== WRITTEN EXERCISE ==
Copy the records below exactly as they appear.

.....

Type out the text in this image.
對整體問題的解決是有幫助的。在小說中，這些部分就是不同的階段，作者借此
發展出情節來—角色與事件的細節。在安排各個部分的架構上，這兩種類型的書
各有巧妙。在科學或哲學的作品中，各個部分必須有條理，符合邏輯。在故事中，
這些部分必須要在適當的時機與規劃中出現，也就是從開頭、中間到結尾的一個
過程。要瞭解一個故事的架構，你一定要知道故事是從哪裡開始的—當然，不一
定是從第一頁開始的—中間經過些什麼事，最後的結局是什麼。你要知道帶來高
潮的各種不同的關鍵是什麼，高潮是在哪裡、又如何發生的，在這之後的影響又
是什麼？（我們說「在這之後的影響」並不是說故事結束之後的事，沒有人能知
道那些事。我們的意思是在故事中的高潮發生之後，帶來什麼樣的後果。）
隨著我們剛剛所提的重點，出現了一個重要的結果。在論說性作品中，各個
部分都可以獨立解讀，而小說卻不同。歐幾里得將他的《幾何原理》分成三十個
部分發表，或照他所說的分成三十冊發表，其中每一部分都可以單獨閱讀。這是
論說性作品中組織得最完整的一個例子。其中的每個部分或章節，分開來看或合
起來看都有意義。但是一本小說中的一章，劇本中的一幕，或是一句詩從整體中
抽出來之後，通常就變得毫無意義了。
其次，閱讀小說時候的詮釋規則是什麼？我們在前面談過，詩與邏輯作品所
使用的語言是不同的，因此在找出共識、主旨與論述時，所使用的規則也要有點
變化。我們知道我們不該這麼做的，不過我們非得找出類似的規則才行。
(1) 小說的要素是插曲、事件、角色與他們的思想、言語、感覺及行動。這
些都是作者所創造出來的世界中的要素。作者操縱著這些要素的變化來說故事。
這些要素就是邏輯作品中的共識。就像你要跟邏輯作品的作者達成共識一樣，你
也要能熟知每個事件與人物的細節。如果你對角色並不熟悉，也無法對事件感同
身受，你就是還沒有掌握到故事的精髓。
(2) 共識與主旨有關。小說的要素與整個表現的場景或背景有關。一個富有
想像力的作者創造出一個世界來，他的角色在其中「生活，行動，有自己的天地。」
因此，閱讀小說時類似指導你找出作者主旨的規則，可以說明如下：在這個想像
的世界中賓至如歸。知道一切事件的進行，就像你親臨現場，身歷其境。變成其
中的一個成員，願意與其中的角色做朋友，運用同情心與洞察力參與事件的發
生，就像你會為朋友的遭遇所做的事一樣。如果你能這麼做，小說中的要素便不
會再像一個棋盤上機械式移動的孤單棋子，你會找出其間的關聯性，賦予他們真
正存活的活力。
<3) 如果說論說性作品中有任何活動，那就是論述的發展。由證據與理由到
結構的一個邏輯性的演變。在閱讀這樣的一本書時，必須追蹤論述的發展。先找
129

.....

== ANSWER TO THE TASK ==
Type out the text in this image.
對整體問題的解決是有幫助的。在小說中，這些部分就是不同的階段，作者借此
發展出情節來—角色與事件的細節。在安排各個部分的架構上，這兩種類型的書
各有巧妙。在科學或哲學的作品中，各個部分必須有條理，符合邏輯。在故事中，
這些部分必須要在適當的時機與規劃中出現，也就是從開頭、中間到結尾的一個
過程。要瞭解一個故事的架構，你一定要知道故事是從哪裡開始的—當然，不一
定是從第一頁開始的—中間經過些什麼事，最後的結局是什麼。你要知道帶來高
潮的各種不同的關鍵是什麼，高潮是在哪裡、又如何發生的，在這之後的影響又
是什麼？（我們說「在這之後的影響」並不是說故事結束之後的事，沒有人能知
道那些事。我們的意思是在故事中的高潮發生之後，帶來什麼樣的後果。）
隨著我們剛剛所提的重點，出現了一個重要的結果。在論說性作品中，各個
部分都可以獨立解讀，而小說卻不同。歐幾里得將他的《幾何原理》分成三十個
部分發表，或照他所說的分成三十冊發表，其中每一部分都可以單獨閱讀。這是
論說性作品中組織得最完整的一個例子。其中的每個部分或章節，分開來看或合
起來看都有意義。但是一本小說中的一章，劇本中的一幕，或是一句詩從整體中
抽出來之後，通常就變得毫無意義了。
其次，閱讀小說時候的詮釋規則是什麼？我們在前面談過，詩與邏輯作品所
使用的語言是不同的，因此在找出共識、主旨與論述時，所使用的規則也要有點
變化。我們知道我們不該這麼做的，不過我們非得找出類似的規則才行。
(1) 小說的要素是插曲、事件、角色與他們的思想、言語、感覺及行動。這
些都是作者所創造出來的世界中的要素。作者操縱著這些要素的變化來說故事。
這些要素就是邏輯作品中的共識。就像你要跟邏輯作品的作者達成共識一樣，你
也要能熟知每個事件與人物的細節。如果你對角色並不熟悉，也無法對事件感同
身受，你就是還沒有掌握到故事的精髓。
(2) 共識與主旨有關。小說的要素與整個表現的場景或背景有關。一個富有
想像力的作者創造出一個世界來，他的角色在其中「生活，行動，有自己的天地。」
因此，閱讀小說時類似指導你找出作者主旨的規則，可以說明如下：在這個想像
的世界中賓至如歸。知道一切事件的進行，就像你親臨現場，身歷其境。變成其
中的一個成員，願意與其中的角色做朋友，運用同情心與洞察力參與事件的發
生，就像你會為朋友的遭遇所做的事一樣。如果你能這麼做，小說中的要素便不
會再像一個棋盤上機械式移動的孤單棋子，你會找出其間的關聯性，賦予他們真
正存活的活力。
<3) 如果說論說性作品中有任何活動，那就是論述的發展。由證據與理由到
結構的一個邏輯性的演變。在閱讀這樣的一本書時，必須追蹤論述的發展。先找
129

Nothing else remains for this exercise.